SHORT TASK. Output each entry verbatim and exclude every picture from it.

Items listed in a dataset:
----------------

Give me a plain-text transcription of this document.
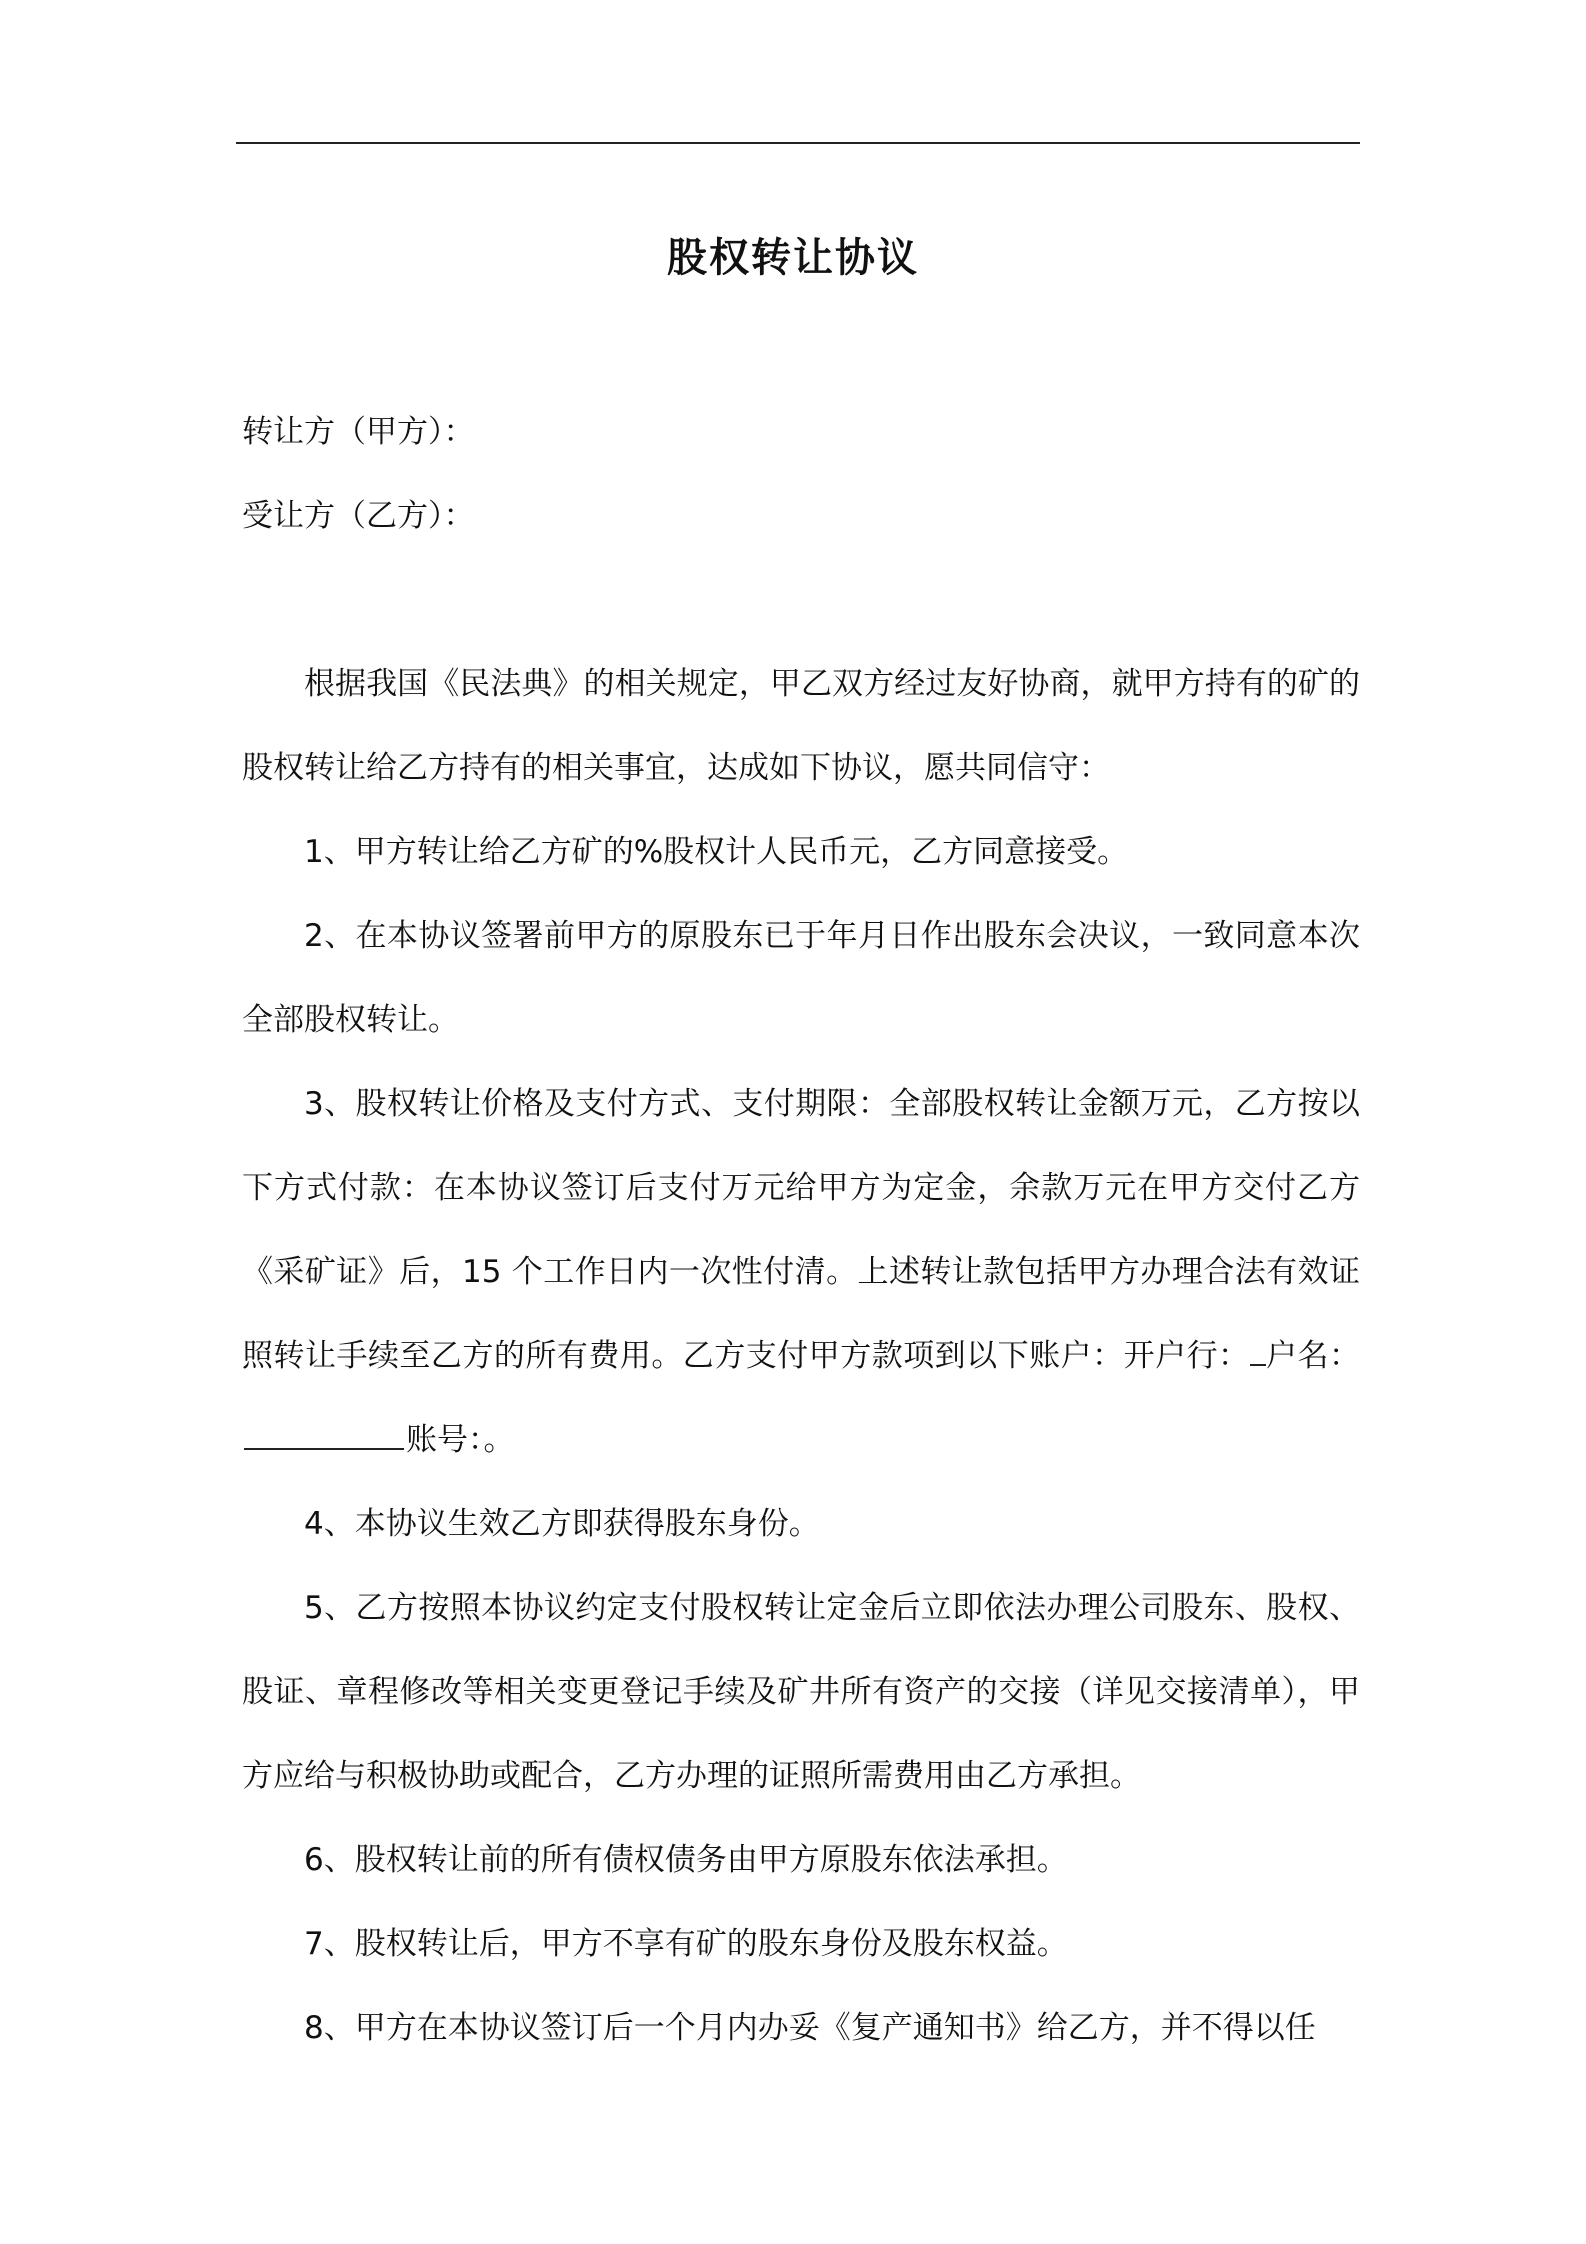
股权转让协议

转让方（甲方）：

受让方（乙方）：

根据我国《民法典》的相关规定，甲乙双方经过友好协商，就甲方持有的矿的股权转让给乙方持有的相关事宜，达成如下协议，愿共同信守：

1、甲方转让给乙方矿的%股权计人民币元，乙方同意接受。

2、在本协议签署前甲方的原股东已于年月日作出股东会决议，一致同意本次全部股权转让。

3、股权转让价格及支付方式、支付期限：全部股权转让金额万元，乙方按以下方式付款：在本协议签订后支付万元给甲方为定金，余款万元在甲方交付乙方《采矿证》后，15 个工作日内一次性付清。上述转让款包括甲方办理合法有效证照转让手续至乙方的所有费用。乙方支付甲方款项到以下账户：开户行： 户名：账号：。

4、本协议生效乙方即获得股东身份。

5、乙方按照本协议约定支付股权转让定金后立即依法办理公司股东、股权、股证、章程修改等相关变更登记手续及矿井所有资产的交接（详见交接清单），甲方应给与积极协助或配合，乙方办理的证照所需费用由乙方承担。

6、股权转让前的所有债权债务由甲方原股东依法承担。

7、股权转让后，甲方不享有矿的股东身份及股东权益。

8、甲方在本协议签订后一个月内办妥《复产通知书》给乙方，并不得以任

----------------

EXPECTED OUTPUT.
Give me a plain-text transcription of this document.
股权转让协议

转让方（甲方）：

受让方（乙方）：

根据我国《民法典》的相关规定，甲乙双方经过友好协商，就甲方持有的矿的股权转让给乙方持有的相关事宜，达成如下协议，愿共同信守：

1、甲方转让给乙方矿的%股权计人民币元，乙方同意接受。

2、在本协议签署前甲方的原股东已于年月日作出股东会决议，一致同意本次全部股权转让。

3、股权转让价格及支付方式、支付期限：全部股权转让金额万元，乙方按以下方式付款：在本协议签订后支付万元给甲方为定金，余款万元在甲方交付乙方《采矿证》后，15 个工作日内一次性付清。上述转让款包括甲方办理合法有效证照转让手续至乙方的所有费用。乙方支付甲方款项到以下账户：开户行： 户名：账号：。

4、本协议生效乙方即获得股东身份。

5、乙方按照本协议约定支付股权转让定金后立即依法办理公司股东、股权、股证、章程修改等相关变更登记手续及矿井所有资产的交接（详见交接清单），甲方应给与积极协助或配合，乙方办理的证照所需费用由乙方承担。

6、股权转让前的所有债权债务由甲方原股东依法承担。

7、股权转让后，甲方不享有矿的股东身份及股东权益。

8、甲方在本协议签订后一个月内办妥《复产通知书》给乙方，并不得以任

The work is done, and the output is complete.